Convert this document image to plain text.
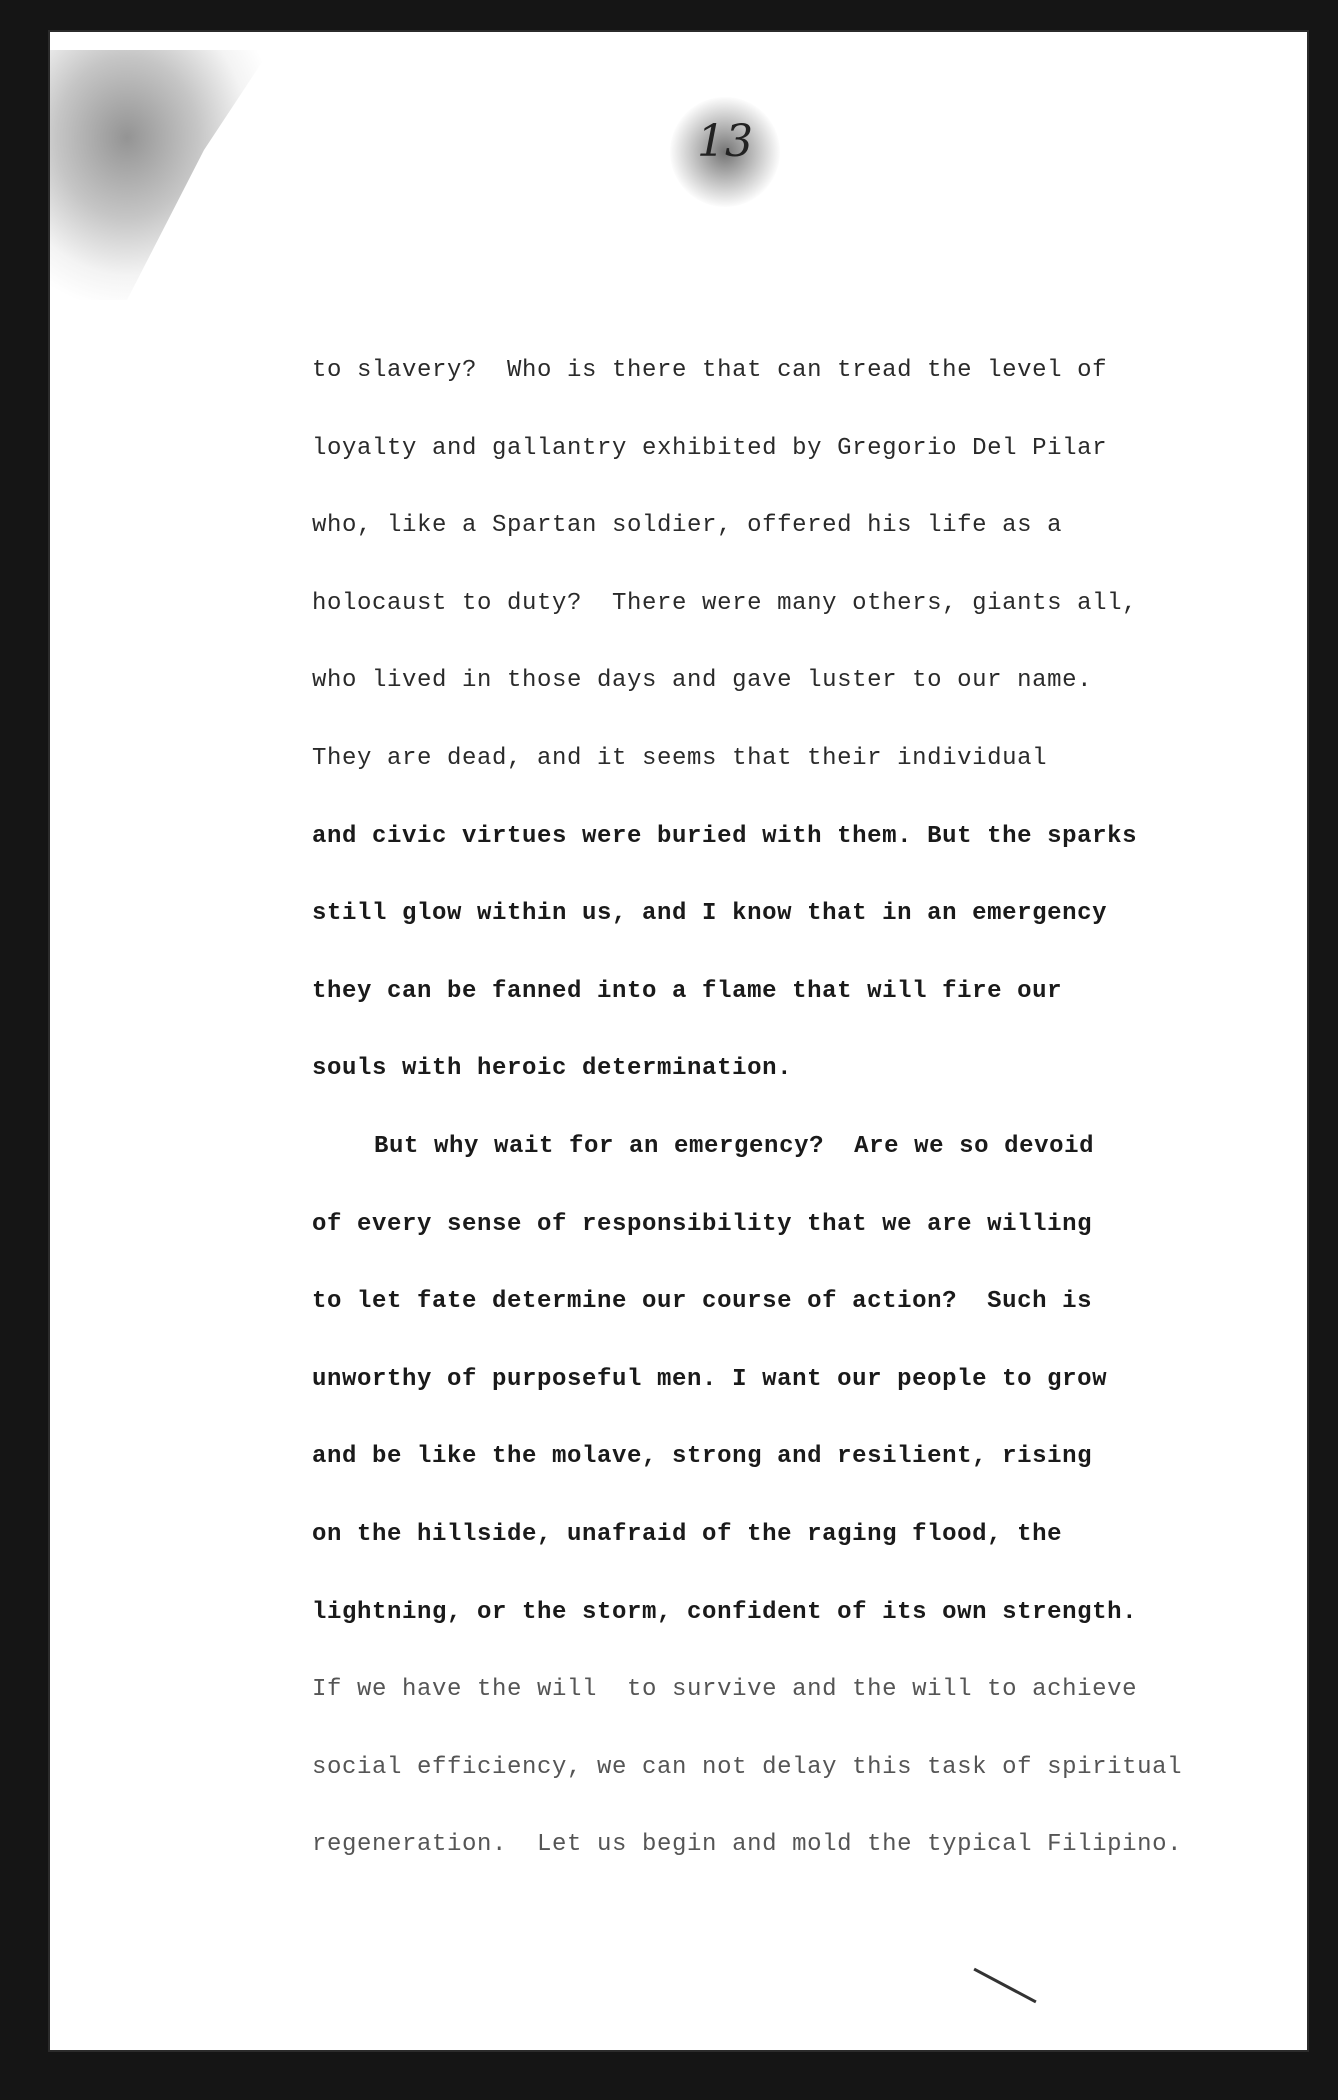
13
to slavery?  Who is there that can tread the level of
loyalty and gallantry exhibited by Gregorio Del Pilar
who, like a Spartan soldier, offered his life as a
holocaust to duty?  There were many others, giants all,
who lived in those days and gave luster to our name.
They are dead, and it seems that their individual
and civic virtues were buried with them. But the sparks
still glow within us, and I know that in an emergency
they can be fanned into a flame that will fire our
souls with heroic determination.
But why wait for an emergency?  Are we so devoid
of every sense of responsibility that we are willing
to let fate determine our course of action?  Such is
unworthy of purposeful men. I want our people to grow
and be like the molave, strong and resilient, rising
on the hillside, unafraid of the raging flood, the
lightning, or the storm, confident of its own strength.
If we have the will  to survive and the will to achieve
social efficiency, we can not delay this task of spiritual
regeneration.  Let us begin and mold the typical Filipino.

> [SET TASK]:
Repeat the entries exactly. Pictures are excluded from the copy.

> [COMPLETED TASK]:
Convert this document image to plain text.
13
to slavery?  Who is there that can tread the level of
loyalty and gallantry exhibited by Gregorio Del Pilar
who, like a Spartan soldier, offered his life as a
holocaust to duty?  There were many others, giants all,
who lived in those days and gave luster to our name.
They are dead, and it seems that their individual
and civic virtues were buried with them. But the sparks
still glow within us, and I know that in an emergency
they can be fanned into a flame that will fire our
souls with heroic determination.
But why wait for an emergency?  Are we so devoid
of every sense of responsibility that we are willing
to let fate determine our course of action?  Such is
unworthy of purposeful men. I want our people to grow
and be like the molave, strong and resilient, rising
on the hillside, unafraid of the raging flood, the
lightning, or the storm, confident of its own strength.
If we have the will  to survive and the will to achieve
social efficiency, we can not delay this task of spiritual
regeneration.  Let us begin and mold the typical Filipino.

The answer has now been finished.